Your goal - Pick out each line below containing "RemoteAccess".

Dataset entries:
··········

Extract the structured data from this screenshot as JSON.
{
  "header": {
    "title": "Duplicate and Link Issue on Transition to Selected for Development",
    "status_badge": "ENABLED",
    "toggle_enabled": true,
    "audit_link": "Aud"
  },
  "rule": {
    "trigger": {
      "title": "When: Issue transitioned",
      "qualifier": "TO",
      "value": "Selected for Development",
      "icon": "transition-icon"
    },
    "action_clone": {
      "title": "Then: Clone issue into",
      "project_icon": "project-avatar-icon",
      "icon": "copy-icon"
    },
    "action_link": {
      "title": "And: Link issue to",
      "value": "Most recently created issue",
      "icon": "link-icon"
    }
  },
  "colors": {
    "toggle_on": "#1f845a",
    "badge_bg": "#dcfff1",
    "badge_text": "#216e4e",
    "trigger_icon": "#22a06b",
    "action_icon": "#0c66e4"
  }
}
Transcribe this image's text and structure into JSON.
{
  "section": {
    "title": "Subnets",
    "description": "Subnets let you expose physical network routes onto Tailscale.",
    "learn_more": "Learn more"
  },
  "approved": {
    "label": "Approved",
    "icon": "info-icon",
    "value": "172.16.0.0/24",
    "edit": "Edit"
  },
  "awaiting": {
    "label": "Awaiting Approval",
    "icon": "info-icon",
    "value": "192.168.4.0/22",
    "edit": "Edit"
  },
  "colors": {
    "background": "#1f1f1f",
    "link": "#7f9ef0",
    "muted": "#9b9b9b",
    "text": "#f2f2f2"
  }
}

··········

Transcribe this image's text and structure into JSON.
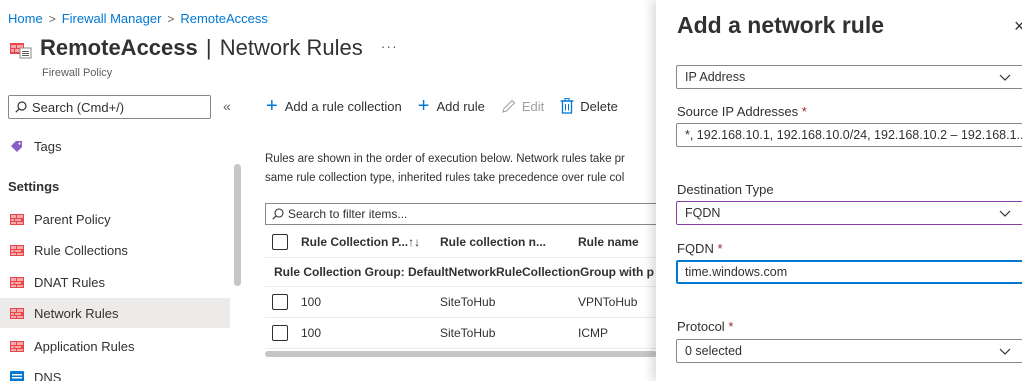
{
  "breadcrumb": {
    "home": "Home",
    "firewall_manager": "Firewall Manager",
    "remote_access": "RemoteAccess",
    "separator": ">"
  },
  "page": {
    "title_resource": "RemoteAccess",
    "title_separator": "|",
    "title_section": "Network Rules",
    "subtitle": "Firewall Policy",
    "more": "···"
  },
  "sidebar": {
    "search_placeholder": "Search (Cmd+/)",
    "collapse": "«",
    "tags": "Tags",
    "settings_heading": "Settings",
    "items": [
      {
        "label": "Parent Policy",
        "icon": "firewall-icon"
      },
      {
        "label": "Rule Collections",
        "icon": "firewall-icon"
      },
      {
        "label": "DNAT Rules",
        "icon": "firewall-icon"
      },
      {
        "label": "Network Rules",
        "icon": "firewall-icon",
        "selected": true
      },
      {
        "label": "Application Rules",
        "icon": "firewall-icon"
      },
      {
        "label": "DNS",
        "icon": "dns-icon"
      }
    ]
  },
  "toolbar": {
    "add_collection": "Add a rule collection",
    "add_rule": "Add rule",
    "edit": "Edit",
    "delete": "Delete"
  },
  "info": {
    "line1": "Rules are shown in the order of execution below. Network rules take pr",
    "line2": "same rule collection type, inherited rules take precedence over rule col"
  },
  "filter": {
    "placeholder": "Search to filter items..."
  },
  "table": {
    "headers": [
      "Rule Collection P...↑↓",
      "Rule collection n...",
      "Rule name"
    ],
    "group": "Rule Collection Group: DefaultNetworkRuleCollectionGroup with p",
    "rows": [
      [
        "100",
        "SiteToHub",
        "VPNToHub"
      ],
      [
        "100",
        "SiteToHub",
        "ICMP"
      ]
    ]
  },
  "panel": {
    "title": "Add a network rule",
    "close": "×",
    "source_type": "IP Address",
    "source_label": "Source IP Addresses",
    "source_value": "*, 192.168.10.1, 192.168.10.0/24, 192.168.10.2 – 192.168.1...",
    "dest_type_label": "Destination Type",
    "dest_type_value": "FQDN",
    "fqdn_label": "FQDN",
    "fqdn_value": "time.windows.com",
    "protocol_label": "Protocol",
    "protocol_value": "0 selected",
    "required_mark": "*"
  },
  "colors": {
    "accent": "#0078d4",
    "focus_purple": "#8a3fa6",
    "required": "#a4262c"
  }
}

··········

Result of the exercise -
    "remote_access": "RemoteAccess",
    "title_resource": "RemoteAccess",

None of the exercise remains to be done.